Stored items
________________________________________

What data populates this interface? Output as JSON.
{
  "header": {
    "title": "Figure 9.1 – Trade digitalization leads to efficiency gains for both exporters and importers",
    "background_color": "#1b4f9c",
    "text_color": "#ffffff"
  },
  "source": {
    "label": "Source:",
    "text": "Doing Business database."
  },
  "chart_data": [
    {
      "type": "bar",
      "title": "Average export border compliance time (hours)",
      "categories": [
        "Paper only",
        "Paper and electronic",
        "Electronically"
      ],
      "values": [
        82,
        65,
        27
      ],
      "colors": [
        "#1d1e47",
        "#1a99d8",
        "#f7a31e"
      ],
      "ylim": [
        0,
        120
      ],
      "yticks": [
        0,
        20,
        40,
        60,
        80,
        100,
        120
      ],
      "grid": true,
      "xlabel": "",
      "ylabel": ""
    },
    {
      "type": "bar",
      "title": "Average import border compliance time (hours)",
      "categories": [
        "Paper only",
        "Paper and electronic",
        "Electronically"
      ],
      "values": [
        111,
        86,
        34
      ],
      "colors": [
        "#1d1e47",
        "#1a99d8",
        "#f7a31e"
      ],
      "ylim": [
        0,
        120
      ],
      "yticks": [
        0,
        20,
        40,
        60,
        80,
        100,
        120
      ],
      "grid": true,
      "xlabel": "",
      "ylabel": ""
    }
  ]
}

________________________________________

_Problem statement:_
Transcribe the material exactly as it reads.

_Reply:_
What data populates this interface? Output as JSON.
{
  "header": {
    "title": "Figure 9.1 – Trade digitalization leads to efficiency gains for both exporters and importers",
    "background_color": "#1b4f9c",
    "text_color": "#ffffff"
  },
  "source": {
    "label": "Source:",
    "text": "Doing Business database."
  },
  "chart_data": [
    {
      "type": "bar",
      "title": "Average export border compliance time (hours)",
      "categories": [
        "Paper only",
        "Paper and electronic",
        "Electronically"
      ],
      "values": [
        82,
        65,
        27
      ],
      "colors": [
        "#1d1e47",
        "#1a99d8",
        "#f7a31e"
      ],
      "ylim": [
        0,
        120
      ],
      "yticks": [
        0,
        20,
        40,
        60,
        80,
        100,
        120
      ],
      "grid": true,
      "xlabel": "",
      "ylabel": ""
    },
    {
      "type": "bar",
      "title": "Average import border compliance time (hours)",
      "categories": [
        "Paper only",
        "Paper and electronic",
        "Electronically"
      ],
      "values": [
        111,
        86,
        34
      ],
      "colors": [
        "#1d1e47",
        "#1a99d8",
        "#f7a31e"
      ],
      "ylim": [
        0,
        120
      ],
      "yticks": [
        0,
        20,
        40,
        60,
        80,
        100,
        120
      ],
      "grid": true,
      "xlabel": "",
      "ylabel": ""
    }
  ]
}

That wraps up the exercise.